*Énoncé du problème a*
Recopiez à l'identique les lignes des enregistrements, depuis leur toute première ligne jusqu'à celle qui contient « text-line: mensam, så », les deux incluses, et rien d'autre.
----------
Si le son est d'une importance primordiale, Nakata réussi un deuxième pari. Car s'il ne montre rien des causes des décès ni du modus operandi (le film ne contient pas une goutte de sang) et ne dévoile que les effets (les visages, comme le son, sont distordus), l'intégralité des images de la cassette nous est dévoilée, dans les plus petits détails. Énigmatiques au début, elles sont peu à peu décryptées. A la première vision, avouons qu'en dépit de leur caractère obscur, les images sont d'une force incroyable. Floue, de mauvaise qualité, suite sans signification apparente, la vidéo crée un effet au moins aussi efficace que le son.
On peut d'ailleurs y voir un questionnement sur l'impact des images et plus précisément de la télévision. D'abord, rappelons que Reiko travaille dans le milieu des médias et que la légende parle d'une émission "pirate" qui diffuse l'étrange vidéo sur un canal de la péninsule d'Izu. Le lien avec la télévision, maintenu du fait que Reiko réalise une enquête journalistique, est donc net. Sans pour autant vouloir absolument y percevoir une critique des médias, le film pose certaines questions sans véritablement, pourtant, y répondre. Le pouvoir de la cassette est comme une métaphore de celui des médias et le lien entre ces derniers et l'origine de la cassette apparaît au cours de l'enquête. En analysant dans leurs moindres détails les images de la cassette, les deux enquêteurs sont persuadés qu'ils vont mettre à nu le mystère que la cassette contient et, par là même, par la compréhension qu'ils en auront, désamorcer la malédiction. La méthode employée par Reiko et Ryuji et celle de cette émission de Arte, "Arrêt sur Images", où des journalistes décortiquent des images des journaux télévisés dans la ferme intention d'y trouver un sens caché. Mais y-en a-t'il vraiment un ? C'est également la question posée par Ring.

Poussons un peu plus loin l'analyse et notamment le rapport à l'image et au téléphone. L'image télévisée, surtout dans le film, est comme une manière d'apporter quelque chose de public dans la sphère privée. Le fait que la séquence vidéo puisse être visible par n'importe qui en allumant la télévision, désamorce, a priori, tout aspect inquiétant, menaçant. Si cela passe à la télévision, pourquoi serait-ce faux, pourquoi serait-ce dangereux ? Par sa nature faussement explicite, l'image est à la fois diablement trompeuse mais surtout loin d'être inoffensive. Le téléphone, quant à lui, est un moyen de communication non pas du public vers le privé mais du privé vers le privé. Lorsque le téléphone sonne, on ne s'attend pas à être véritablement surpris, et surtout pas désagréablement. La réaction est d'ailleurs souvent agressive lorsque l'on a à faire à un démarcheur, par exemple. Le téléphone réalise un lien (presque physique, puisque l'on notera la quasi absence de tout téléphone portable et le recours exclusif au téléphone filaire) avec l'interlocuteur. C'est comme d'ouvrir sa porte à un inconnu. On laisse une chance à l'inconnu de pénétrer la sphère privée. Au contraire de la télévision, il y a une interaction, une interactivité. Si les moyens sont les mêmes pour se protéger (éteindre le poste, raccrocher), la sonnerie du téléphone devient, déjà, le signe, la preuve d'un contact établi. Le téléphone se manifeste inopinément (c'est l'autre qui vient à soi) tandis que la télévision nécessite une démarche active du spectateur (c'est le spectateur qui pense regarder le monde par le truchement de son écran). Ici, le rapport est inversé et devient dangereux par le fait de l'ignorance de l'inversement de ce rapport. Cronenberg avait déjà expérimenté cet inversion du rapport dans Vidéodrome, de manière viscérale. Ring utilise à la fois l'inversement de ce rapport mais, le visionnage restant un moyen actif (par la cassette) où le spectateur se plonge lui même, par sa seule volonté, dans un monde virtuel, le complète par la présence (l'omniprésence) du téléphone qui devient le véritable vecteur de la menace. Le titre même du film n'est pas innocent et Ring se révèle incroyablement passionant de ce point de vue, dans son exploration de ces thématiques.
----------
*Énoncé du problème b*
Prolongez le texte sur le film Ring au-delà de sa dernière phrase.

*Données fournies*
----------
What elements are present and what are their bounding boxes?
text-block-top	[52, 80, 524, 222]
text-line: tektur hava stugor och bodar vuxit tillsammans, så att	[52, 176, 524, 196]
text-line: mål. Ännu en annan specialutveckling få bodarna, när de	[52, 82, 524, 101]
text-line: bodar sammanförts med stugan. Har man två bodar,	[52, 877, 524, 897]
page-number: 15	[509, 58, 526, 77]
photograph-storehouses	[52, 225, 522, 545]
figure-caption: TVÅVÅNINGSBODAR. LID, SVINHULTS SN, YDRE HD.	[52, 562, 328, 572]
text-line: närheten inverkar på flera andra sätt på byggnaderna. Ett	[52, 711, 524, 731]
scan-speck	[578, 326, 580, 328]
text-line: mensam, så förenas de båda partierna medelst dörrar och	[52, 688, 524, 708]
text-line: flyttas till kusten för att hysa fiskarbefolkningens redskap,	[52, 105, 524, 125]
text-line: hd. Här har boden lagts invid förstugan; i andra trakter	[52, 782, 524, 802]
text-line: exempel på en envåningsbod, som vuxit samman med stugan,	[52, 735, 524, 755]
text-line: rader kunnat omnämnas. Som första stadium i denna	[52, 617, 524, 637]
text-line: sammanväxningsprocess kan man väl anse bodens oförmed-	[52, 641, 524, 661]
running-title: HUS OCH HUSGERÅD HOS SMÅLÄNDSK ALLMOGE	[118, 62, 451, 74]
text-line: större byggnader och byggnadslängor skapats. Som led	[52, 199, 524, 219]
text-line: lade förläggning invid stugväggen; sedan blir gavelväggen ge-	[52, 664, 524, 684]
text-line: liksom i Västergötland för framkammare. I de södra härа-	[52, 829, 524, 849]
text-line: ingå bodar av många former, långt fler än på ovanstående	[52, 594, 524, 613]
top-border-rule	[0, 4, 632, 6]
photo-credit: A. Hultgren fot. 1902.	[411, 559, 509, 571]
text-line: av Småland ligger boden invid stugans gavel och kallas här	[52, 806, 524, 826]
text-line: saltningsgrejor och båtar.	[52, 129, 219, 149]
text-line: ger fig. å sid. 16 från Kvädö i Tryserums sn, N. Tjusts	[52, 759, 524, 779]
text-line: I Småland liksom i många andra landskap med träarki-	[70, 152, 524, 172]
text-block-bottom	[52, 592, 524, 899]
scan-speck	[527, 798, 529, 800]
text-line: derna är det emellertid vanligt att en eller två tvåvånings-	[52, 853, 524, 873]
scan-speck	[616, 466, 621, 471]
----------
*Résultat attendu a*
What elements are present and what are their bounding boxes?
text-block-top	[52, 80, 524, 222]
text-line: tektur hava stugor och bodar vuxit tillsammans, så att	[52, 176, 524, 196]
text-line: mål. Ännu en annan specialutveckling få bodarna, när de	[52, 82, 524, 101]
text-line: bodar sammanförts med stugan. Har man två bodar,	[52, 877, 524, 897]
page-number: 15	[509, 58, 526, 77]
photograph-storehouses	[52, 225, 522, 545]
figure-caption: TVÅVÅNINGSBODAR. LID, SVINHULTS SN, YDRE HD.	[52, 562, 328, 572]
text-line: närheten inverkar på flera andra sätt på byggnaderna. Ett	[52, 711, 524, 731]
scan-speck	[578, 326, 580, 328]
text-line: mensam, så förenas de båda partierna medelst dörrar och	[52, 688, 524, 708]

*Résultat attendu b*
Cependant, Ring ne parvient pas tout à fait à convaincre dans son intégralité. Certaines scènes de la dernière partie s'évertuent à trop montrer et s'avèrent, justement, les moins bien réussies. C'est justement quand Nakata à recours à des schémas conventionnels du genre que Ring devient un banal film d'horreur et surtout, que le sentiment de peur disparaît. Ring fonctionne là où, de manière parfois très identique, David Lynch avait également réussi, dans la série Twin Peaks notamment. On peut d'ailleurs se demander si Hideo Nakata n'a pas vu et revu la série de Lynch, tant certaines scènes en sont clairement inspirées (technique du tournage à l'envers, sentiment de peur basé sur des effets qui entretiennent le mystère plus que sur un visuel explicite). La référence n'en reste pas moins flatteuse et Nakata ne se contente pas, heureusement, de recopier comme le ferait en élève studieux.
Le rapprochement de Ring, un film, avec une série télévisée n'est d'ailleurs pas innocent. Par divers aspects, et par sa construction même, Ring donne l'impression d'être un pilote de série télévisée. Il pose beaucoup de questions, apporte peu de réponses et pose les bases d'une suite et de développements futurs. Suite qui ne tarda pas à venir, puisque Ring 2 fut tourné dans la foulée puis vint Ring 0, une préquelle.

Ring trouvera autant d'admirateurs que de détracteurs. Il reste qu'on ne peut lui enlever une certaine originalité au niveau du traitement de la peur et de l'horreur au cinéma. De plus, il reste nettement plus convaincant que les slashers américains ou autres, avec leur gimmicks usés jusqu'à la corde. En apportant un renouveau au genre, Ring se pose en film fondateur (voir la vague des films nippons d'horreur qui continue de déferler). Il n'en reste pour autant pas exempt de défauts. Initiateur, il engendre des copies sans intérêts mais aussi donne un point de départ à des projets plus ambitieux tel que le très attendu Kairo de Kyoshi Kurosawa, qui réalise là un retour au film de genre.

Remarque : on notera la présence (et le retour) de Hiroyuki "Henry" Sanada à l'écran, cette fois, barbu. Rappelons qu'il était le héros de la série San Ku Kai.